#### [Material for this task]
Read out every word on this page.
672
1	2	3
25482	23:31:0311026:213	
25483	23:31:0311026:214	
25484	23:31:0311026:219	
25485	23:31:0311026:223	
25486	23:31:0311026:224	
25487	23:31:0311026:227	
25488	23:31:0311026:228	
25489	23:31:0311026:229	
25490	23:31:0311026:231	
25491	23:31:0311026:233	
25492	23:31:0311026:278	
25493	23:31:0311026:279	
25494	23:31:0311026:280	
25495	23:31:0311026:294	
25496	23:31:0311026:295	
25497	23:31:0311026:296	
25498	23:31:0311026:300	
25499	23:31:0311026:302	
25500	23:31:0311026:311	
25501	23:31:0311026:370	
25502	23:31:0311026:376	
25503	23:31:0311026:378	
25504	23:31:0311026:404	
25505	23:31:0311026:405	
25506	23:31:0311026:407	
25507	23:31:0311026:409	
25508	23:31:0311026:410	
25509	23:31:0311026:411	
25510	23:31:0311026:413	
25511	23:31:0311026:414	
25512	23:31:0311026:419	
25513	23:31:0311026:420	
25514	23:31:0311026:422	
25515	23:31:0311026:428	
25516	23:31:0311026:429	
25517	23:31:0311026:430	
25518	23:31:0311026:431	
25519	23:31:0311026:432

#### [Brief]
Set down all of the entries exactly, please.

#### [Answer to this exercise]
Read out every word on this page.
672
1	2	3
25482	23:31:0311026:213	
25483	23:31:0311026:214	
25484	23:31:0311026:219	
25485	23:31:0311026:223	
25486	23:31:0311026:224	
25487	23:31:0311026:227	
25488	23:31:0311026:228	
25489	23:31:0311026:229	
25490	23:31:0311026:231	
25491	23:31:0311026:233	
25492	23:31:0311026:278	
25493	23:31:0311026:279	
25494	23:31:0311026:280	
25495	23:31:0311026:294	
25496	23:31:0311026:295	
25497	23:31:0311026:296	
25498	23:31:0311026:300	
25499	23:31:0311026:302	
25500	23:31:0311026:311	
25501	23:31:0311026:370	
25502	23:31:0311026:376	
25503	23:31:0311026:378	
25504	23:31:0311026:404	
25505	23:31:0311026:405	
25506	23:31:0311026:407	
25507	23:31:0311026:409	
25508	23:31:0311026:410	
25509	23:31:0311026:411	
25510	23:31:0311026:413	
25511	23:31:0311026:414	
25512	23:31:0311026:419	
25513	23:31:0311026:420	
25514	23:31:0311026:422	
25515	23:31:0311026:428	
25516	23:31:0311026:429	
25517	23:31:0311026:430	
25518	23:31:0311026:431	
25519	23:31:0311026:432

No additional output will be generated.